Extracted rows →
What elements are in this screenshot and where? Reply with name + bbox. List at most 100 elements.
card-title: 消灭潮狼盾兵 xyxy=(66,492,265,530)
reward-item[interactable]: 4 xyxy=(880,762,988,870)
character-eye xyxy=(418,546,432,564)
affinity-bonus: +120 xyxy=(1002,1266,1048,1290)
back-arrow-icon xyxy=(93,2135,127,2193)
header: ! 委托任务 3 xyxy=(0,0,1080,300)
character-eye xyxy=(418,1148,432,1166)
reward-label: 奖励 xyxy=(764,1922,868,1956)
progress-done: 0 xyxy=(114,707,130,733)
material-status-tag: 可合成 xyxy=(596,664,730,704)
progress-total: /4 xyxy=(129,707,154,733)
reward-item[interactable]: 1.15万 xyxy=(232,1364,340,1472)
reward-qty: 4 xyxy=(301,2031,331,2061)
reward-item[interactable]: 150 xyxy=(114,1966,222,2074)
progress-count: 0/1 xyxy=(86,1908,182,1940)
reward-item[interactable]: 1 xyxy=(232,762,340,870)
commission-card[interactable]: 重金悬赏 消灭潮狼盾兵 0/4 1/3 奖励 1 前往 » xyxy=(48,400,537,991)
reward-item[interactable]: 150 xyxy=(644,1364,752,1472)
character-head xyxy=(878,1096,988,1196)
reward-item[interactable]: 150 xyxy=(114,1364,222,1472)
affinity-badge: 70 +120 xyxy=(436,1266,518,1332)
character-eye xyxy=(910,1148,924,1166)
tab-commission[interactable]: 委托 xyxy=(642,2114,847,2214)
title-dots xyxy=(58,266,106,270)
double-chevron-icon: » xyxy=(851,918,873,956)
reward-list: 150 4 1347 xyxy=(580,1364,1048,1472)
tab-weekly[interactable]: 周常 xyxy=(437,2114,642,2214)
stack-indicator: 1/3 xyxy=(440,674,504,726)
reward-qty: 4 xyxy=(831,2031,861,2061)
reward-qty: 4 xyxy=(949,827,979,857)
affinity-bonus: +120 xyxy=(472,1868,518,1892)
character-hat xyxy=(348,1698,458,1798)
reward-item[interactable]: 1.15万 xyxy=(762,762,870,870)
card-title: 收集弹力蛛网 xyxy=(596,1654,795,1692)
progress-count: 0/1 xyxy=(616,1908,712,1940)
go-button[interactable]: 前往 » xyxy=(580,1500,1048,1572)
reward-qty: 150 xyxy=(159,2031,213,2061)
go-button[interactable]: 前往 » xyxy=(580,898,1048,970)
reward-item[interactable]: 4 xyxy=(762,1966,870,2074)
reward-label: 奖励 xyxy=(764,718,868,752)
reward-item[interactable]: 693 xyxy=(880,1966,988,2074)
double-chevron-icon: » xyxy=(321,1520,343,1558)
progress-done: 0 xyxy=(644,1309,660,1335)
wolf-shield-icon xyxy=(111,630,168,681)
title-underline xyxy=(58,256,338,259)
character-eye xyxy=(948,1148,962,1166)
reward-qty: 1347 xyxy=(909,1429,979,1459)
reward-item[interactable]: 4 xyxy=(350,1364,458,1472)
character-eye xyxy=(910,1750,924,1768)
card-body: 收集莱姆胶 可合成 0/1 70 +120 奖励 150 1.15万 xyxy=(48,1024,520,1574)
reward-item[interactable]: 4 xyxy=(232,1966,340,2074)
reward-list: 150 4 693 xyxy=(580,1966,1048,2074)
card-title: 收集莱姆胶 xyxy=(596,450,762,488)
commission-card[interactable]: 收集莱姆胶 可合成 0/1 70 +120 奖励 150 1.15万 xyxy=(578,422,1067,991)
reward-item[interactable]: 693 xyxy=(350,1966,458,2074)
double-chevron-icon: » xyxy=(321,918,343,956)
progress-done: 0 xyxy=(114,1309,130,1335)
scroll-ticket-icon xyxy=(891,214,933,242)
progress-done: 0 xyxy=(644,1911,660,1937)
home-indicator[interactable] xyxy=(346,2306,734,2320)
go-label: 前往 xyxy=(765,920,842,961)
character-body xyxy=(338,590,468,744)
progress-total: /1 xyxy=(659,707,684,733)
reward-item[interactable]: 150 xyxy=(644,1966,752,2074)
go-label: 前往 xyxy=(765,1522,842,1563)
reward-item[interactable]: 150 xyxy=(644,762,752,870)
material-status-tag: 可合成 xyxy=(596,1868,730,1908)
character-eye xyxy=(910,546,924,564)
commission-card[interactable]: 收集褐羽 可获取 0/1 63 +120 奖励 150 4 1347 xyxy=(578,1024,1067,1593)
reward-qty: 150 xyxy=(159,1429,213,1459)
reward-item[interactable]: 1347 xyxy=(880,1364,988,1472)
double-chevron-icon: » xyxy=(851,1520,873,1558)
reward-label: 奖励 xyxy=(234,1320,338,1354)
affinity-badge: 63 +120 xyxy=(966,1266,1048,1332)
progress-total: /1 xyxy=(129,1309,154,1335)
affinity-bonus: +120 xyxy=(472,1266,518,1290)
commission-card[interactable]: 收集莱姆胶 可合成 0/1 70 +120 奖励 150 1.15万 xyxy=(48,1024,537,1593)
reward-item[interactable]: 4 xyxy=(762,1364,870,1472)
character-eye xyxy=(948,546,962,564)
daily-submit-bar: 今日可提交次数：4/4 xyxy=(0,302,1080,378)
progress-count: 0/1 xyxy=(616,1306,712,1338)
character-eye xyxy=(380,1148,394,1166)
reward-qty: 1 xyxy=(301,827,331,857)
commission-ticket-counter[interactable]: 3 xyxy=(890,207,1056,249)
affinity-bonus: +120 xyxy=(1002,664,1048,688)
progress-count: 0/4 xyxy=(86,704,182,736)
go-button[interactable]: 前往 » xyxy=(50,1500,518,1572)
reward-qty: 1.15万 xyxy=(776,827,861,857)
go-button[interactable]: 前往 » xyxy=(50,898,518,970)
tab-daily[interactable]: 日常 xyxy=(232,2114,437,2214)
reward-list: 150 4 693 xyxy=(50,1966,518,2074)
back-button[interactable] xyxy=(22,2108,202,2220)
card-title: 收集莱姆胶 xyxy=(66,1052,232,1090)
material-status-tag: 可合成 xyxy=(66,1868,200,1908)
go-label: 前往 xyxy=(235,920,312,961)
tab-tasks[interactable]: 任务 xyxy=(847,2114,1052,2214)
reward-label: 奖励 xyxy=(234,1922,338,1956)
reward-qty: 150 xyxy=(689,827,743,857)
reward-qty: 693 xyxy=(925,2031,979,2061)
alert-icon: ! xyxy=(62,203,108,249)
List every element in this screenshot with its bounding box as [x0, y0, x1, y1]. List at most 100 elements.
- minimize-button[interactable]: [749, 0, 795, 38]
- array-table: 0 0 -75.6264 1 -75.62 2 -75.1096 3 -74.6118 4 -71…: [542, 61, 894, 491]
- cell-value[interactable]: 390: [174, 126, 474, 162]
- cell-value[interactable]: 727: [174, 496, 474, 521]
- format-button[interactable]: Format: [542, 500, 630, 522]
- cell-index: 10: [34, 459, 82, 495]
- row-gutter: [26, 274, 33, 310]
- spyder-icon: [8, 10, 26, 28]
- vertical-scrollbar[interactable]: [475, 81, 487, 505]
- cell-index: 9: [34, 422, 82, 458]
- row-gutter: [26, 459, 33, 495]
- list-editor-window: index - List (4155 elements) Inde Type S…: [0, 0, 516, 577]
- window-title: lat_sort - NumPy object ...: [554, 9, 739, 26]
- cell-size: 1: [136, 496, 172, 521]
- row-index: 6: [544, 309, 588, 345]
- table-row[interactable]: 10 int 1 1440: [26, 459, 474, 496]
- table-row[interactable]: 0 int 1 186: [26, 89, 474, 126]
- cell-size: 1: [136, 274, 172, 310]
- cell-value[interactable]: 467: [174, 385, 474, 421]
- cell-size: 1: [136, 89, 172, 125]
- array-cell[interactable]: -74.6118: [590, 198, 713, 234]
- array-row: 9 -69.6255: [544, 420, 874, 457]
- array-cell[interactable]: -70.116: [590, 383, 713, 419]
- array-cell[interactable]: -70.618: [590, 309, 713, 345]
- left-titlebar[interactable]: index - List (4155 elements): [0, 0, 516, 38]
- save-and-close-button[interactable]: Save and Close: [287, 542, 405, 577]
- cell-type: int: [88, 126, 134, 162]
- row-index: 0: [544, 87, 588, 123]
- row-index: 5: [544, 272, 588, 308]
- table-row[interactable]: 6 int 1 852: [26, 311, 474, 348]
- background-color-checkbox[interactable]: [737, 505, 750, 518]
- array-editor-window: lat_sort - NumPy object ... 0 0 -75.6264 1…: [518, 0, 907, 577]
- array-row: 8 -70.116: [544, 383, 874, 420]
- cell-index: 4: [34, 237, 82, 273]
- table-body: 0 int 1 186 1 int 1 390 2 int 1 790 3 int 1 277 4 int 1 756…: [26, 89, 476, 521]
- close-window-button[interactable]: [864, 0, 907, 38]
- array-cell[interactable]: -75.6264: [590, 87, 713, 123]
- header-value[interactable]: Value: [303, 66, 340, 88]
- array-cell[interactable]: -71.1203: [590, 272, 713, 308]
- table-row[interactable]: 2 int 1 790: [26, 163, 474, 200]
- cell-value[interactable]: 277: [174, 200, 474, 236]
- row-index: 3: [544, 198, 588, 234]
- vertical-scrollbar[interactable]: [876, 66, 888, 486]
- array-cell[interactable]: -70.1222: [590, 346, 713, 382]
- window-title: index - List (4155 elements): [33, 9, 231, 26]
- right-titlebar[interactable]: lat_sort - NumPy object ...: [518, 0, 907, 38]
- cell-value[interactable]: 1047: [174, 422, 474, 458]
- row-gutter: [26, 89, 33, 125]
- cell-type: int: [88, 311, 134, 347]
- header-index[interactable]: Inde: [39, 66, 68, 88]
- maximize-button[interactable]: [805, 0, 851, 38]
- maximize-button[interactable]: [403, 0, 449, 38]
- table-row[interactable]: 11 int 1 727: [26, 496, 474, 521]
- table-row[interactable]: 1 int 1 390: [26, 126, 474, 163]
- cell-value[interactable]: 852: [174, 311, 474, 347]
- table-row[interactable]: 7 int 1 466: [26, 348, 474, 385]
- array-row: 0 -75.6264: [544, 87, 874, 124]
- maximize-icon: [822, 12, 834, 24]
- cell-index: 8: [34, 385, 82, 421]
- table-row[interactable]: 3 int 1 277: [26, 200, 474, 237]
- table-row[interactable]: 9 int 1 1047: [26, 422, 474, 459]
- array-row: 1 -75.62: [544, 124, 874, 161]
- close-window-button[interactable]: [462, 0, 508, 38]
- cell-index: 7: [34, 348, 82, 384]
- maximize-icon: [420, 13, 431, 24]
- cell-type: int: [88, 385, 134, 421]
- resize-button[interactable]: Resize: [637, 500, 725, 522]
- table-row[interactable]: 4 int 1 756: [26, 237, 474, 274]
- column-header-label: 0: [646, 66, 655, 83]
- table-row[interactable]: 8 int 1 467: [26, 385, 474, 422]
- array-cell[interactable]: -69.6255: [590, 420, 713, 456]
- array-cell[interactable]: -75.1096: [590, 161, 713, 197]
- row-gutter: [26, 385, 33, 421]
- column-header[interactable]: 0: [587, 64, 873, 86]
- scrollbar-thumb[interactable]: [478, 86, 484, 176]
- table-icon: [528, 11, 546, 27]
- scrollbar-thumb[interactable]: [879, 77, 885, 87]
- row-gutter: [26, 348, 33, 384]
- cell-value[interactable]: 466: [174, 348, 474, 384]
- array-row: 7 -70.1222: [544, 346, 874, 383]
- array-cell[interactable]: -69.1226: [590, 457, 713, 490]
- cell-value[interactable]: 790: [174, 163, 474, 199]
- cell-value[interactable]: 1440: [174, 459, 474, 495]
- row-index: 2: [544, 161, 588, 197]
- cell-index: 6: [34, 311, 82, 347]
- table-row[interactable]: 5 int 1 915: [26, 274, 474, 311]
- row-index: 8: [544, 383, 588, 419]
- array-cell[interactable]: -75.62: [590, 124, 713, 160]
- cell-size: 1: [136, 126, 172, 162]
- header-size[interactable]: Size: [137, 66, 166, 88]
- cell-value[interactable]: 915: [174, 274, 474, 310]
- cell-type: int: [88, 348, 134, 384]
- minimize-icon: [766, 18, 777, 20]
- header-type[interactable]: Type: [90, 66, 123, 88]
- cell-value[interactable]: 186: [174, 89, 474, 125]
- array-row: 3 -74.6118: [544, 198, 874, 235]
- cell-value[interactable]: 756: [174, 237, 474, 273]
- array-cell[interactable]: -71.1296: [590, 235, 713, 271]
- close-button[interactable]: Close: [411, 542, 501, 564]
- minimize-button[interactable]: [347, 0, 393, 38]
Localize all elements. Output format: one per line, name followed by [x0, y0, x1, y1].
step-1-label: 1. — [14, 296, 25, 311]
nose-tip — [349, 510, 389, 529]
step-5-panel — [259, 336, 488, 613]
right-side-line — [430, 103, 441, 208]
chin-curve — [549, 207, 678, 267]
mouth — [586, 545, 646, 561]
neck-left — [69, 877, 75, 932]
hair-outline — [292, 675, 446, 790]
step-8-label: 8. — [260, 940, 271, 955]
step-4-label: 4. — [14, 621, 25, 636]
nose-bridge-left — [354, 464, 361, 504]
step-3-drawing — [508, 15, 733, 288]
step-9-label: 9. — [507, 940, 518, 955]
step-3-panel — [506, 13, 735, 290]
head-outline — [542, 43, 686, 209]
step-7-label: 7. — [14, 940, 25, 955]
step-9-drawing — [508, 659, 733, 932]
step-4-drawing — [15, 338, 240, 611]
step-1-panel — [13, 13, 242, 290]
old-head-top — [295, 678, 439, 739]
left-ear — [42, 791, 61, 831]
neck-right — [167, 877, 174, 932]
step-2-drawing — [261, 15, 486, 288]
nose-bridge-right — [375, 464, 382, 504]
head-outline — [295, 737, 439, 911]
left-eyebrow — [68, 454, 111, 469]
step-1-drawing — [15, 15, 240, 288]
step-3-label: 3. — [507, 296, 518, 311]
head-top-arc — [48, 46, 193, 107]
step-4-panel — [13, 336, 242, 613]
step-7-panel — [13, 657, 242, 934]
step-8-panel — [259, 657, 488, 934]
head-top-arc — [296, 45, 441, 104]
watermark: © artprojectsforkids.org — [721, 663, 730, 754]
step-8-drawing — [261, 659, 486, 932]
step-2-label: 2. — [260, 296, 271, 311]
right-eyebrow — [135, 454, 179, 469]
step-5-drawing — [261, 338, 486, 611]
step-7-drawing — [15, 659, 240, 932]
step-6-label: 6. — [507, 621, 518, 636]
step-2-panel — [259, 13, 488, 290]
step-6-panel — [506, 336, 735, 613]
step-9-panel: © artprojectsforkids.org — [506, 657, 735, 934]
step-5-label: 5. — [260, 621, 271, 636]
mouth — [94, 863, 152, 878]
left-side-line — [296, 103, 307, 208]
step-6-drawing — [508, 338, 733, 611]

Given problem → Copy out the rows from the start of the records through the line containing "affinity-bonus: +120 xyxy=(1002,1266,1048,1290)", keeping each line unchanged.

Written response →
What elements are in this screenshot and where? Reply with name + bbox. List at most 100 elements.
card-title: 消灭潮狼盾兵 xyxy=(66,492,265,530)
reward-item[interactable]: 4 xyxy=(880,762,988,870)
character-eye xyxy=(418,546,432,564)
affinity-bonus: +120 xyxy=(1002,1266,1048,1290)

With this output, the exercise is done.